Quote every line of the entries below without changing anything, but leave out the pictures.
::::::
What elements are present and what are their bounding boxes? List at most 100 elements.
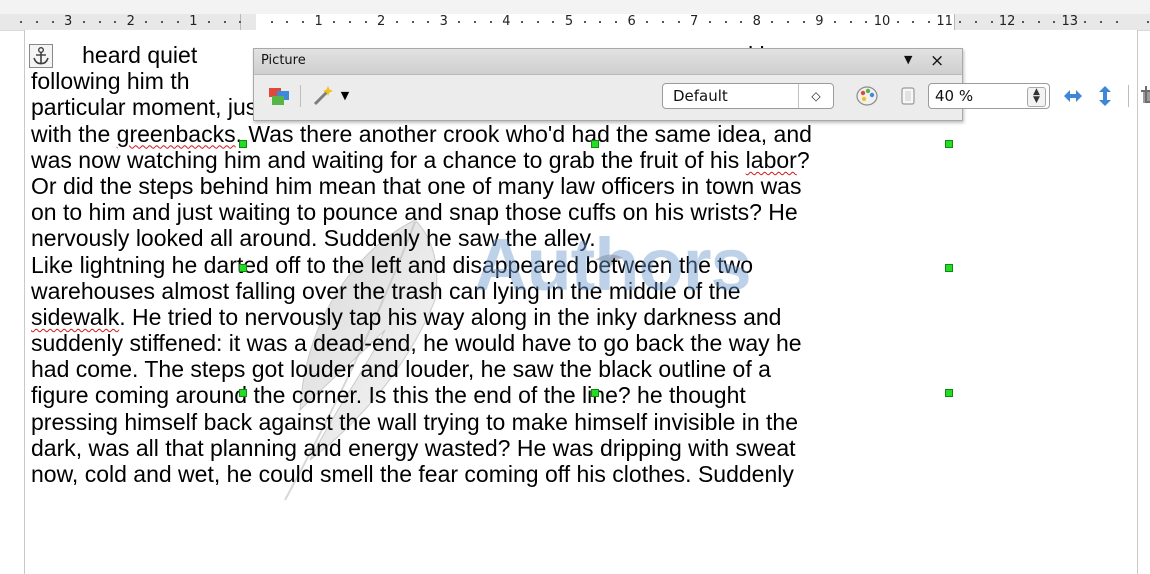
text-run: dark, was all that planning and energy w… [31,434,796,461]
ruler-tick [552,21,555,23]
transparency-spinner[interactable]: 40 % ▲ ▼ [928,83,1050,109]
resize-handle-bottom-left[interactable] [239,389,247,397]
ruler-tick [364,21,367,23]
misspelled-word[interactable]: greenbacks [117,121,236,147]
ruler-tick [771,21,774,23]
ruler-tick [599,21,602,23]
ruler-tick [458,21,461,23]
ruler-tick [740,21,743,23]
updown-arrows-icon: ◇ [798,84,833,108]
resize-handle-right[interactable] [945,264,953,272]
resize-handle-left[interactable] [239,264,247,272]
misspelled-word[interactable]: labor [746,147,797,173]
text-run: . He tried to nervously tap his way alon… [119,303,782,330]
ruler-tick [176,21,179,23]
ruler-tick [912,21,915,23]
ruler-number: 10 [873,14,891,29]
ruler-number: 3 [64,14,73,29]
ruler-tick [614,21,617,23]
text-line[interactable]: was now watching him and waiting for a c… [31,147,1141,173]
text-line[interactable]: figure coming around the corner. Is this… [31,382,1141,408]
text-line[interactable]: had come. The steps got louder and loude… [31,356,1141,382]
resize-handle-top[interactable] [591,140,599,148]
ruler-tick [990,21,993,23]
magic-wand-icon[interactable] [310,83,336,109]
ruler-tick [1037,21,1040,23]
ruler-tick [724,21,727,23]
flip-vertical-icon[interactable] [1060,83,1086,109]
ruler-tick [865,21,868,23]
text-run: ? [796,146,810,173]
resize-handle-top-right[interactable] [945,140,953,148]
ruler-number: 7 [690,14,699,29]
ruler-tick [411,21,414,23]
toolbar-title: Picture [261,53,306,68]
text-line[interactable]: Or did the steps behind him mean that on… [31,173,1141,199]
ruler-number: 9 [815,14,824,29]
close-icon[interactable]: × [930,50,944,72]
ruler-number: 11 [936,14,953,29]
text-run: . Was there another crook who'd had the … [235,120,812,147]
ruler-tick [1021,21,1024,23]
watermark-logo-text: Authors [474,223,752,306]
color-icon[interactable] [854,83,880,109]
ruler-tick [333,21,336,23]
ruler-tick [974,21,977,23]
ruler-number: 4 [502,14,511,29]
toolbar-menu-icon[interactable]: ▼ [904,53,912,66]
ruler-tick [161,21,164,23]
misspelled-word[interactable]: sidewalk [31,304,119,330]
toolbar-titlebar[interactable]: Picture ▼ × [254,49,962,75]
text-line[interactable]: suddenly stiffened: it was a dead-end, h… [31,330,1141,356]
ruler-right-margin-marker[interactable] [954,14,955,30]
text-run: was now watching him and waiting for a c… [31,146,746,173]
text-line[interactable]: sidewalk. He tried to nervously tap his … [31,304,1141,330]
ruler-number: 5 [564,14,574,29]
ruler-tick [114,21,117,23]
resize-handle-bottom-right[interactable] [945,389,953,397]
ruler-tick [1100,21,1103,23]
resize-handle-top-left[interactable] [239,140,247,148]
anchor-icon[interactable] [29,44,53,68]
ruler-tick [98,21,101,23]
ruler-tick [708,21,711,23]
text-line[interactable]: with the greenbacks. Was there another c… [31,121,1141,147]
ruler-tick [20,21,23,23]
ruler-tick [661,21,664,23]
ruler-number: 6 [627,14,636,29]
flip-horizontal-icon[interactable] [1092,83,1118,109]
ruler-tick [427,21,430,23]
ruler-tick [208,21,211,23]
ruler-tick [51,21,54,23]
text-run: with the [31,120,117,147]
ruler-tick [646,21,649,23]
chevron-down-icon[interactable]: ▼ [338,83,352,109]
ruler-tick [35,21,38,23]
ruler-tick [301,21,304,23]
text-line[interactable]: pressing himself back against the wall t… [31,409,1141,435]
graphics-mode-select[interactable]: Default ◇ [662,83,834,109]
text-run: figure coming around the corner. Is this… [31,382,746,409]
ruler-tick [927,21,930,23]
ruler-tick [583,21,586,23]
picture-toolbar[interactable]: Picture ▼ × ▼ Default ◇ 40 % ▲ ▼ [253,48,1150,121]
ruler-number: 8 [752,14,761,29]
text-run: Or did the steps behind him mean that on… [31,172,802,199]
text-run: pressing himself back against the wall t… [31,408,799,435]
ruler-tick [1084,21,1087,23]
ruler-number: 1 [314,14,323,29]
text-line[interactable]: dark, was all that planning and energy w… [31,435,1141,461]
image-filter-icon[interactable] [266,83,292,109]
transparency-icon[interactable] [896,83,920,109]
ruler-tick [395,21,398,23]
ruler-tick [474,21,477,23]
crop-icon[interactable] [1138,83,1150,109]
ruler-number: 12 [998,14,1016,29]
spin-arrows-icon[interactable]: ▲ ▼ [1027,87,1046,107]
ruler-number: 3 [439,14,448,29]
text-run: had come. The steps got louder and loude… [31,356,771,383]
horizontal-ruler[interactable]: 3 2 1 1 2 3 4 5 6 7 8 9 10 11 12 13 [0,0,1150,31]
text-line[interactable]: now, cold and wet, he could smell the fe… [31,461,1141,487]
ruler-tick [1147,21,1150,23]
resize-handle-bottom[interactable] [591,389,599,397]
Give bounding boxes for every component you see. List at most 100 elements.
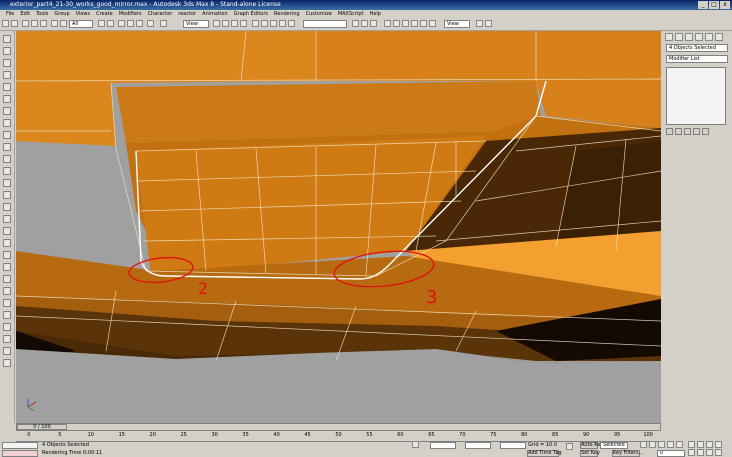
::::::
§ **Result below**
What elements are present and what are their bounding boxes? List at most 100 elements.
text-run: dark, was all that planning and energy w… [31,434,796,461]
ruler-tick [552,21,555,23]
transparency-spinner[interactable]: 40 % ▲ ▼ [928,83,1050,109]
resize-handle-bottom-left[interactable] [239,389,247,397]
ruler-tick [364,21,367,23]
misspelled-word[interactable]: greenbacks [117,121,236,147]
ruler-tick [771,21,774,23]
ruler-tick [599,21,602,23]
ruler-tick [458,21,461,23]
ruler-tick [740,21,743,23]
updown-arrows-icon: ◇ [798,84,833,108]
resize-handle-right[interactable] [945,264,953,272]
resize-handle-left[interactable] [239,264,247,272]
misspelled-word[interactable]: labor [746,147,797,173]
text-run: . He tried to nervously tap his way alon… [119,303,782,330]
ruler-tick [176,21,179,23]
ruler-tick [912,21,915,23]
ruler-number: 10 [873,14,891,29]
ruler-number: 3 [64,14,73,29]
ruler-tick [614,21,617,23]
text-line[interactable]: was now watching him and waiting for a c… [31,147,1141,173]
text-line[interactable]: figure coming around the corner. Is this… [31,382,1141,408]
text-line[interactable]: had come. The steps got louder and loude… [31,356,1141,382]
resize-handle-top[interactable] [591,140,599,148]
ruler-tick [990,21,993,23]
magic-wand-icon[interactable] [310,83,336,109]
ruler-tick [1037,21,1040,23]
ruler-tick [724,21,727,23]
flip-vertical-icon[interactable] [1060,83,1086,109]
ruler-tick [865,21,868,23]
text-run: ? [796,146,810,173]
resize-handle-top-right[interactable] [945,140,953,148]
ruler-number: 7 [690,14,699,29]
ruler-tick [411,21,414,23]
toolbar-title: Picture [261,53,306,68]
text-line[interactable]: Or did the steps behind him mean that on… [31,173,1141,199]
ruler-number: 9 [815,14,824,29]
close-icon[interactable]: × [930,50,944,72]
ruler-number: 11 [936,14,953,29]
text-run: . Was there another crook who'd had the … [235,120,812,147]
ruler-tick [1021,21,1024,23]
watermark-logo-text: Authors [474,223,752,306]
color-icon[interactable] [854,83,880,109]
ruler-tick [333,21,336,23]
ruler-tick [974,21,977,23]
ruler-number: 4 [502,14,511,29]
toolbar-menu-icon[interactable]: ▼ [904,53,912,66]
ruler-tick [161,21,164,23]
misspelled-word[interactable]: sidewalk [31,304,119,330]
toolbar-titlebar[interactable]: Picture ▼ × [254,49,962,75]
text-line[interactable]: suddenly stiffened: it was a dead-end, h… [31,330,1141,356]
ruler-right-margin-marker[interactable] [954,14,955,30]
text-run: was now watching him and waiting for a c… [31,146,746,173]
text-line[interactable]: sidewalk. He tried to nervously tap his … [31,304,1141,330]
ruler-number: 5 [564,14,574,29]
ruler-tick [114,21,117,23]
resize-handle-bottom-right[interactable] [945,389,953,397]
ruler-tick [1100,21,1103,23]
resize-handle-top-left[interactable] [239,140,247,148]
anchor-icon[interactable] [29,44,53,68]
ruler-tick [98,21,101,23]
ruler-tick [708,21,711,23]
text-line[interactable]: with the greenbacks. Was there another c… [31,121,1141,147]
ruler-tick [20,21,23,23]
ruler-tick [661,21,664,23]
ruler-number: 6 [627,14,636,29]
flip-horizontal-icon[interactable] [1092,83,1118,109]
ruler-tick [427,21,430,23]
ruler-tick [208,21,211,23]
ruler-tick [51,21,54,23]
text-run: with the [31,120,117,147]
ruler-tick [646,21,649,23]
chevron-down-icon[interactable]: ▼ [338,83,352,109]
ruler-tick [35,21,38,23]
ruler-tick [301,21,304,23]
text-line[interactable]: pressing himself back against the wall t… [31,409,1141,435]
graphics-mode-select[interactable]: Default ◇ [662,83,834,109]
text-run: figure coming around the corner. Is this… [31,382,746,409]
ruler-tick [927,21,930,23]
ruler-tick [583,21,586,23]
picture-toolbar[interactable]: Picture ▼ × ▼ Default ◇ 40 % ▲ ▼ [253,48,1150,121]
ruler-number: 8 [752,14,761,29]
text-run: Or did the steps behind him mean that on… [31,172,802,199]
text-run: pressing himself back against the wall t… [31,408,799,435]
ruler-tick [1084,21,1087,23]
ruler-number: 1 [314,14,323,29]
text-line[interactable]: dark, was all that planning and energy w… [31,435,1141,461]
image-filter-icon[interactable] [266,83,292,109]
transparency-icon[interactable] [896,83,920,109]
ruler-tick [395,21,398,23]
ruler-tick [474,21,477,23]
crop-icon[interactable] [1138,83,1150,109]
ruler-number: 12 [998,14,1016,29]
spin-arrows-icon[interactable]: ▲ ▼ [1027,87,1046,107]
ruler-number: 3 [439,14,448,29]
text-run: had come. The steps got louder and loude… [31,356,771,383]
horizontal-ruler[interactable]: 3 2 1 1 2 3 4 5 6 7 8 9 10 11 12 13 [0,0,1150,31]
text-line[interactable]: now, cold and wet, he could smell the fe… [31,461,1141,487]
ruler-tick [1147,21,1150,23]
resize-handle-bottom[interactable] [591,389,599,397]
Give bounding boxes for every component you see. List at most 100 elements.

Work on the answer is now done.